* **WHAT TO WORK ON**
Tally the lines in the records underneath that contain the string "Current", and state the figure by itself.
--- Begin ---
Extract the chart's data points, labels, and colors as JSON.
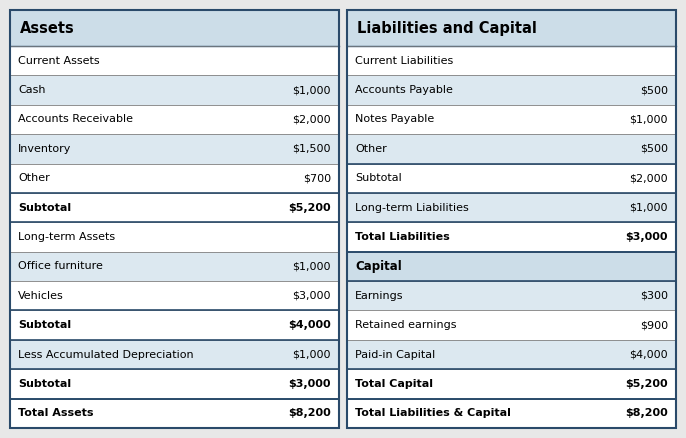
{
  "left_title": "Assets",
  "right_title": "Liabilities and Capital",
  "left_rows": [
    {
      "label": "Current Assets",
      "value": "",
      "style": "section_header",
      "bg": "#ffffff"
    },
    {
      "label": "  Cash",
      "value": "$1,000",
      "style": "item_alt",
      "bg": "#dce8f0"
    },
    {
      "label": "  Accounts Receivable",
      "value": "$2,000",
      "style": "item",
      "bg": "#ffffff"
    },
    {
      "label": "  Inventory",
      "value": "$1,500",
      "style": "item_alt",
      "bg": "#dce8f0"
    },
    {
      "label": "  Other",
      "value": "$700",
      "style": "item",
      "bg": "#ffffff"
    },
    {
      "label": "Subtotal",
      "value": "$5,200",
      "style": "subtotal",
      "bg": "#ffffff"
    },
    {
      "label": "Long-term Assets",
      "value": "",
      "style": "section_header",
      "bg": "#ffffff"
    },
    {
      "label": "  Office furniture",
      "value": "$1,000",
      "style": "item_alt",
      "bg": "#dce8f0"
    },
    {
      "label": "  Vehicles",
      "value": "$3,000",
      "style": "item",
      "bg": "#ffffff"
    },
    {
      "label": "Subtotal",
      "value": "$4,000",
      "style": "subtotal",
      "bg": "#ffffff"
    },
    {
      "label": "    Less Accumulated Depreciation",
      "value": "$1,000",
      "style": "item_alt",
      "bg": "#dce8f0"
    },
    {
      "label": "Subtotal",
      "value": "$3,000",
      "style": "subtotal",
      "bg": "#ffffff"
    },
    {
      "label": "Total Assets",
      "value": "$8,200",
      "style": "total",
      "bg": "#ffffff"
    }
  ],
  "right_rows": [
    {
      "label": "Current Liabilities",
      "value": "",
      "style": "section_header",
      "bg": "#ffffff"
    },
    {
      "label": "  Accounts Payable",
      "value": "$500",
      "style": "item_alt",
      "bg": "#dce8f0"
    },
    {
      "label": "  Notes Payable",
      "value": "$1,000",
      "style": "item",
      "bg": "#ffffff"
    },
    {
      "label": "  Other",
      "value": "$500",
      "style": "item_alt",
      "bg": "#dce8f0"
    },
    {
      "label": "Subtotal",
      "value": "$2,000",
      "style": "subtotal_plain",
      "bg": "#ffffff"
    },
    {
      "label": "  Long-term Liabilities",
      "value": "$1,000",
      "style": "item_alt",
      "bg": "#dce8f0"
    },
    {
      "label": "Total Liabilities",
      "value": "$3,000",
      "style": "subtotal",
      "bg": "#ffffff"
    },
    {
      "label": "Capital",
      "value": "",
      "style": "section_header2",
      "bg": "#dce8f0"
    },
    {
      "label": "  Earnings",
      "value": "$300",
      "style": "item_alt",
      "bg": "#dce8f0"
    },
    {
      "label": "  Retained earnings",
      "value": "$900",
      "style": "item",
      "bg": "#ffffff"
    },
    {
      "label": "  Paid-in Capital",
      "value": "$4,000",
      "style": "item_alt",
      "bg": "#dce8f0"
    },
    {
      "label": "Total Capital",
      "value": "$5,200",
      "style": "subtotal",
      "bg": "#ffffff"
    },
    {
      "label": "Total Liabilities & Capital",
      "value": "$8,200",
      "style": "total",
      "bg": "#ffffff"
    }
  ],
  "title_bg": "#ccdde8",
  "fig_bg": "#ffffff",
  "outer_bg": "#e8e8e8",
  "border_color": "#2a4a6a",
  "thin_border": "#888888",
  "fig_width": 6.86,
  "fig_height": 4.38
}
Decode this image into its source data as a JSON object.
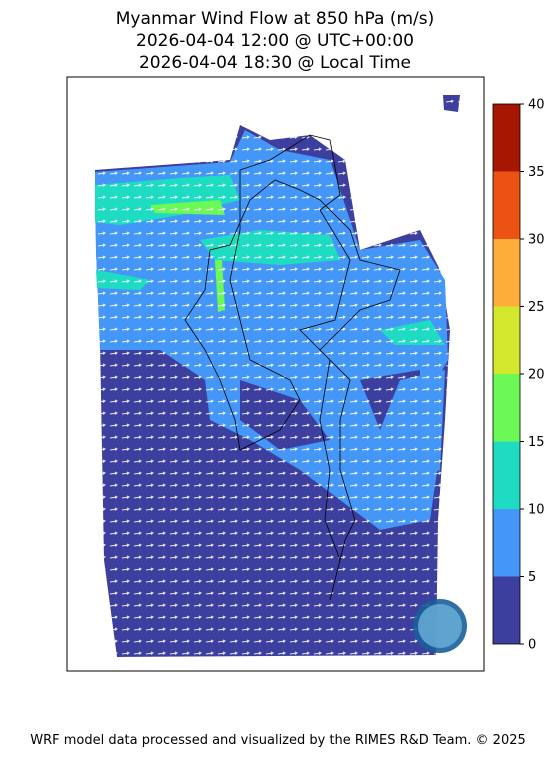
{
  "title": [
    "Myanmar Wind Flow at 850 hPa (m/s)",
    "2026-04-04 12:00 @ UTC+00:00",
    "2026-04-04 18:30 @ Local Time"
  ],
  "colorbar": {
    "ticks": [
      0,
      5,
      10,
      15,
      20,
      25,
      30,
      35,
      40
    ],
    "colors": [
      "#3d3f9e",
      "#4497f7",
      "#1edcc2",
      "#6cf956",
      "#d3e82c",
      "#fdae3a",
      "#ec5213",
      "#a61600"
    ]
  },
  "footer": "WRF model data processed and visualized by the RIMES R&D Team. © 2025"
}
--- End ---
* **ANSWER TO THIS TASK**
2